**Problem requirements**. Wherever a line below holds the word "which", copy that line.

Items from a document page collection
***
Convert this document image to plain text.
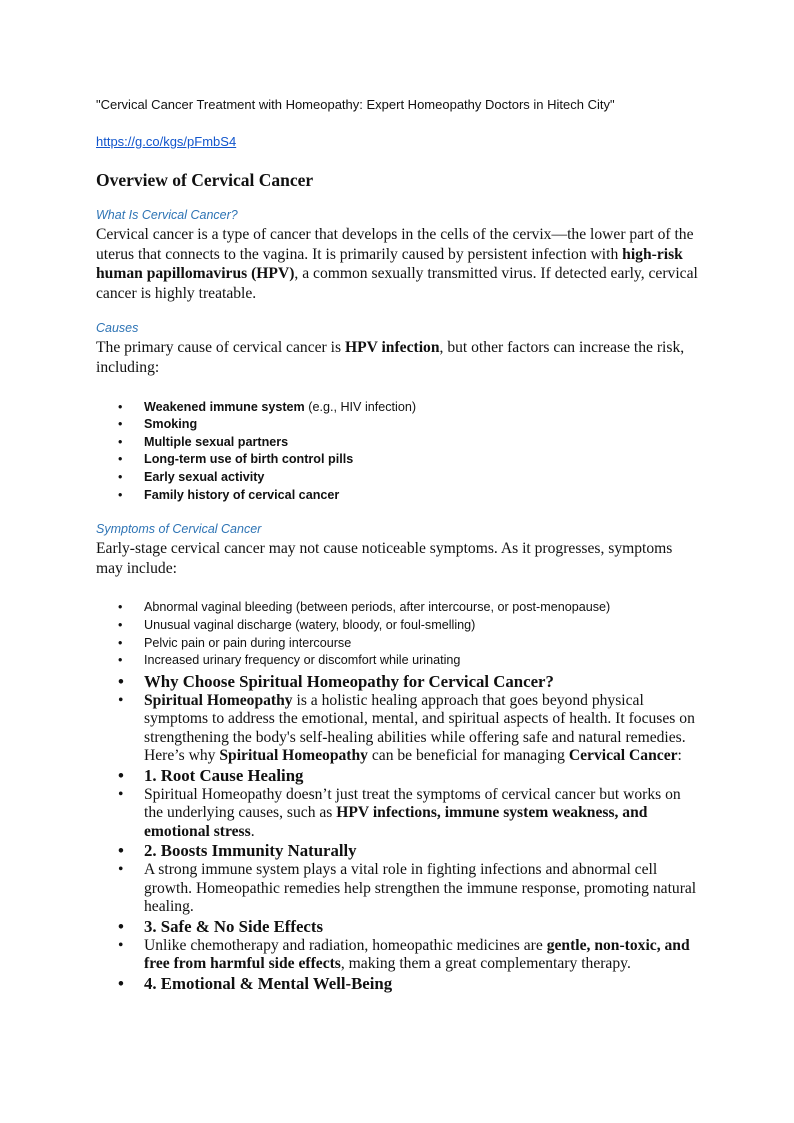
"Cervical Cancer Treatment with Homeopathy: Expert Homeopathy Doctors in Hitech City"

https://g.co/kgs/pFmbS4
Overview of Cervical Cancer
What Is Cervical Cancer?

Cervical cancer is a type of cancer that develops in the cells of the cervix—the lower part of the uterus that connects to the vagina. It is primarily caused by persistent infection with high-risk human papillomavirus (HPV), a common sexually transmitted virus. If detected early, cervical cancer is highly treatable.

Causes

The primary cause of cervical cancer is HPV infection, but other factors can increase the risk, including:

• Weakened immune system (e.g., HIV infection)
• Smoking
• Multiple sexual partners
• Long-term use of birth control pills
• Early sexual activity
• Family history of cervical cancer
Symptoms of Cervical Cancer

Early-stage cervical cancer may not cause noticeable symptoms. As it progresses, symptoms may include:

• Abnormal vaginal bleeding (between periods, after intercourse, or post-menopause)
• Unusual vaginal discharge (watery, bloody, or foul-smelling)
• Pelvic pain or pain during intercourse
• Increased urinary frequency or discomfort while urinating
• Why Choose Spiritual Homeopathy for Cervical Cancer?
• Spiritual Homeopathy is a holistic healing approach that goes beyond physical symptoms to address the emotional, mental, and spiritual aspects of health. It focuses on strengthening the body's self-healing abilities while offering safe and natural remedies. Here’s why Spiritual Homeopathy can be beneficial for managing Cervical Cancer:
• 1. Root Cause Healing
• Spiritual Homeopathy doesn’t just treat the symptoms of cervical cancer but works on the underlying causes, such as HPV infections, immune system weakness, and emotional stress.
• 2. Boosts Immunity Naturally
• A strong immune system plays a vital role in fighting infections and abnormal cell growth. Homeopathic remedies help strengthen the immune response, promoting natural healing.
• 3. Safe & No Side Effects
• Unlike chemotherapy and radiation, homeopathic medicines are gentle, non-toxic, and free from harmful side effects, making them a great complementary therapy.
• 4. Emotional & Mental Well-Being
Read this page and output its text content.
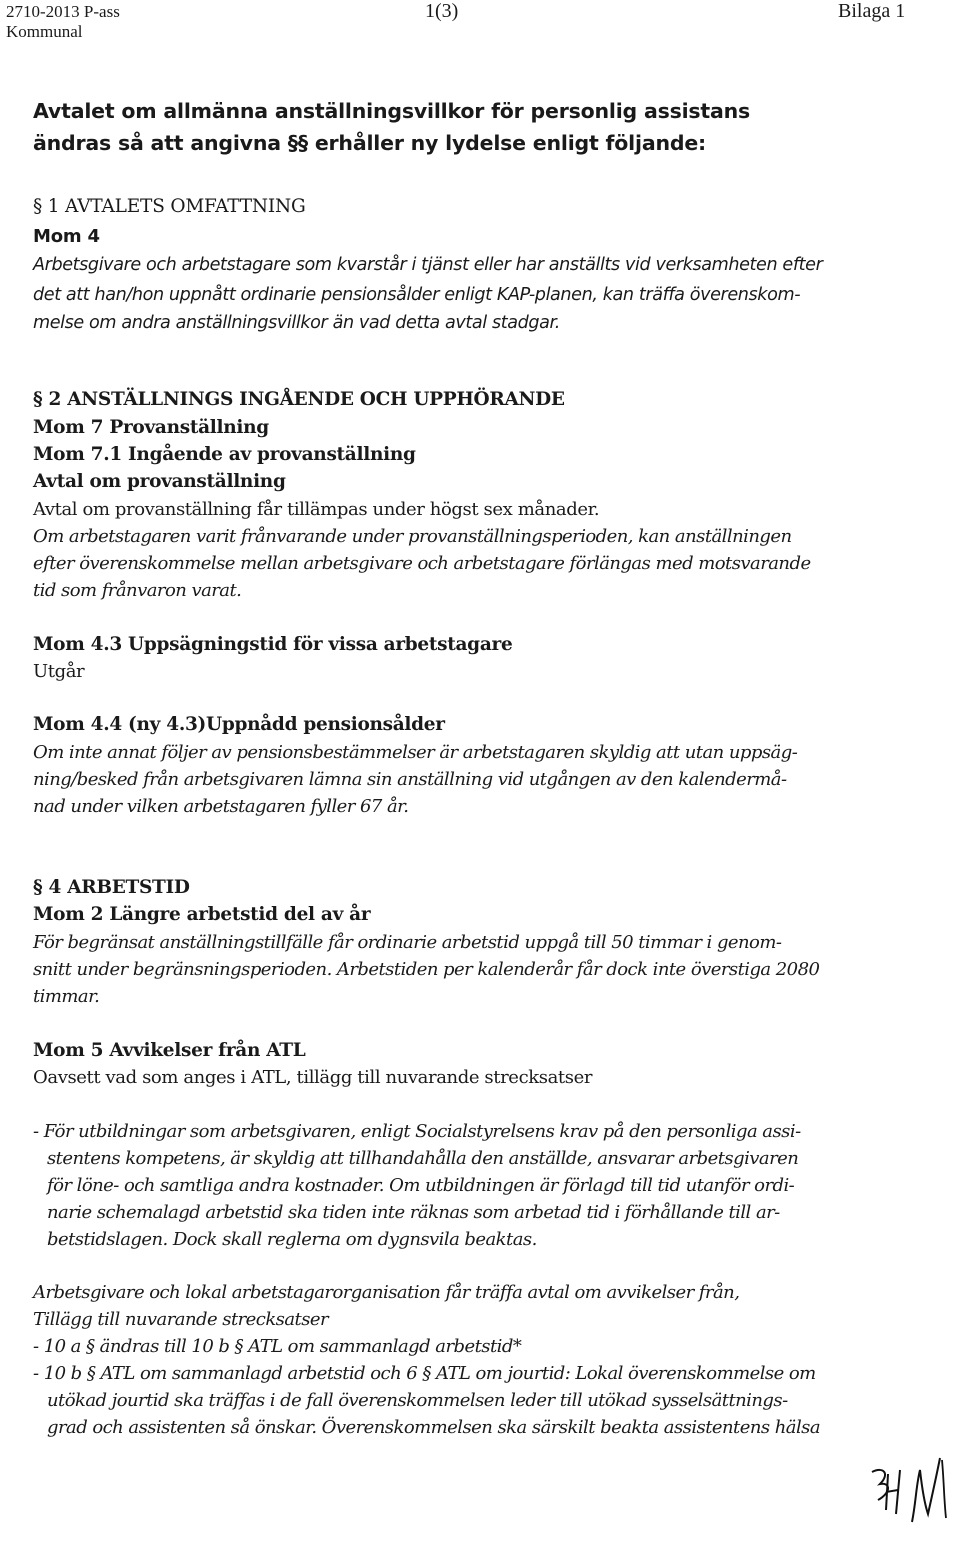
2710-2013 P-ass

Kommunal

1(3)	Bilaga 1

Avtalet om allmänna anställningsvillkor för personlig assistans

ändras så att angivna §§ erhåller ny lydelse enligt följande:

§ 1 AVTALETS OMFATTNING

Mom 4

Arbetsgivare och arbetstagare som kvarstår i tjänst eller har anställts vid verksamheten efter

det att han/hon uppnått ordinarie pensionsålder enligt KAP-planen, kan träffa överenskom-

melse om andra anställningsvillkor än vad detta avtal stadgar.

§ 2 ANSTÄLLNINGS INGÅENDE OCH UPPHÖRANDE

Mom 7 Provanställning

Mom 7.1 Ingående av provanställning

Avtal om provanställning

Avtal om provanställning får tillämpas under högst sex månader.

Om arbetstagaren varit frånvarande under provanställningsperioden, kan anställningen

efter överenskommelse mellan arbetsgivare och arbetstagare förlängas med motsvarande

tid som frånvaron varat.

Mom 4.3 Uppsägningstid för vissa arbetstagare

Utgår

Mom 4.4 (ny 4.3)Uppnådd pensionsålder

Om inte annat följer av pensionsbestämmelser är arbetstagaren skyldig att utan uppsäg-

ning/besked från arbetsgivaren lämna sin anställning vid utgången av den kalendermå-

nad under vilken arbetstagaren fyller 67 år.

§ 4 ARBETSTID

Mom 2 Längre arbetstid del av år

För begränsat anställningstillfälle får ordinarie arbetstid uppgå till 50 timmar i genom-

snitt under begränsningsperioden. Arbetstiden per kalenderår får dock inte överstiga 2080

timmar.

Mom 5 Avvikelser från ATL

Oavsett vad som anges i ATL, tillägg till nuvarande strecksatser

- För utbildningar som arbetsgivaren, enligt Socialstyrelsens krav på den personliga assi-

stentens kompetens, är skyldig att tillhandahålla den anställde, ansvarar arbetsgivaren

för löne- och samtliga andra kostnader. Om utbildningen är förlagd till tid utanför ordi-

narie schemalagd arbetstid ska tiden inte räknas som arbetad tid i förhållande till ar-

betstidslagen. Dock skall reglerna om dygnsvila beaktas.

Arbetsgivare och lokal arbetstagarorganisation får träffa avtal om avvikelser från,

Tillägg till nuvarande strecksatser

- 10 a § ändras till 10 b § ATL om sammanlagd arbetstid*

- 10 b § ATL om sammanlagd arbetstid och 6 § ATL om jourtid: Lokal överenskommelse om

utökad jourtid ska träffas i de fall överenskommelsen leder till utökad sysselsättnings-

grad och assistenten så önskar. Överenskommelsen ska särskilt beakta assistentens hälsa
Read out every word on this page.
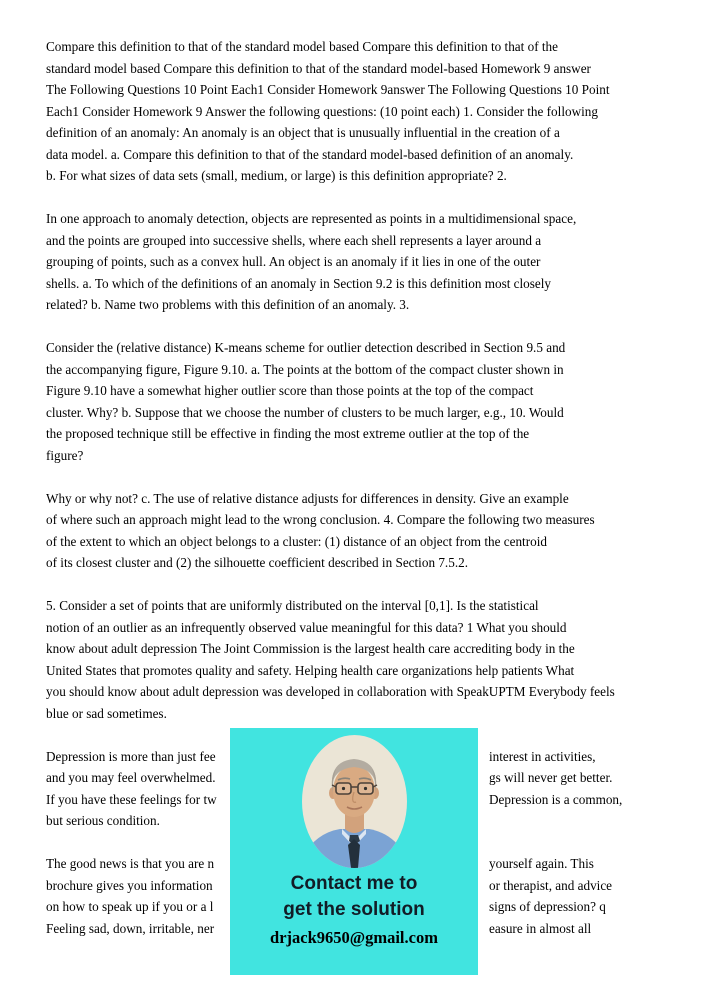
Compare this definition to that of the standard model based Compare this definition to that of the
standard model based Compare this definition to that of the standard model-based Homework 9 answer
The Following Questions 10 Point Each1 Consider Homework 9answer The Following Questions 10 Point
Each1 Consider Homework 9 Answer the following questions: (10 point each) 1. Consider the following
definition of an anomaly: An anomaly is an object that is unusually influential in the creation of a
data model. a. Compare this definition to that of the standard model-based definition of an anomaly.
b. For what sizes of data sets (small, medium, or large) is this definition appropriate? 2.
In one approach to anomaly detection, objects are represented as points in a multidimensional space,
and the points are grouped into successive shells, where each shell represents a layer around a
grouping of points, such as a convex hull. An object is an anomaly if it lies in one of the outer
shells. a. To which of the definitions of an anomaly in Section 9.2 is this definition most closely
related? b. Name two problems with this definition of an anomaly. 3.
Consider the (relative distance) K-means scheme for outlier detection described in Section 9.5 and
the accompanying figure, Figure 9.10. a. The points at the bottom of the compact cluster shown in
Figure 9.10 have a somewhat higher outlier score than those points at the top of the compact
cluster. Why? b. Suppose that we choose the number of clusters to be much larger, e.g., 10. Would
the proposed technique still be effective in finding the most extreme outlier at the top of the
figure?
Why or why not? c. The use of relative distance adjusts for differences in density. Give an example
of where such an approach might lead to the wrong conclusion. 4. Compare the following two measures
of the extent to which an object belongs to a cluster: (1) distance of an object from the centroid
of its closest cluster and (2) the silhouette coefficient described in Section 7.5.2.
5. Consider a set of points that are uniformly distributed on the interval [0,1]. Is the statistical
notion of an outlier as an infrequently observed value meaningful for this data? 1 What you should
know about adult depression The Joint Commission is the largest health care accrediting body in the
United States that promotes quality and safety. Helping health care organizations help patients What
you should know about adult depression was developed in collaboration with SpeakUPTM Everybody feels
blue or sad sometimes.
Depression is more than just fee	interest in activities,
and you may feel overwhelmed.	gs will never get better.
If you have these feelings for tw	Depression is a common,
but serious condition.
The good news is that you are n	yourself again. This
brochure gives you information	or therapist, and advice
on how to speak up if you or a l	signs of depression? q
Feeling sad, down, irritable, ner	easure in almost all
Contact me to
get the solution
drjack9650@gmail.com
***
**Answer below**.
shells. a. To which of the definitions of an anomaly in Section 9.2 is this definition most closely
of the extent to which an object belongs to a cluster: (1) distance of an object from the centroid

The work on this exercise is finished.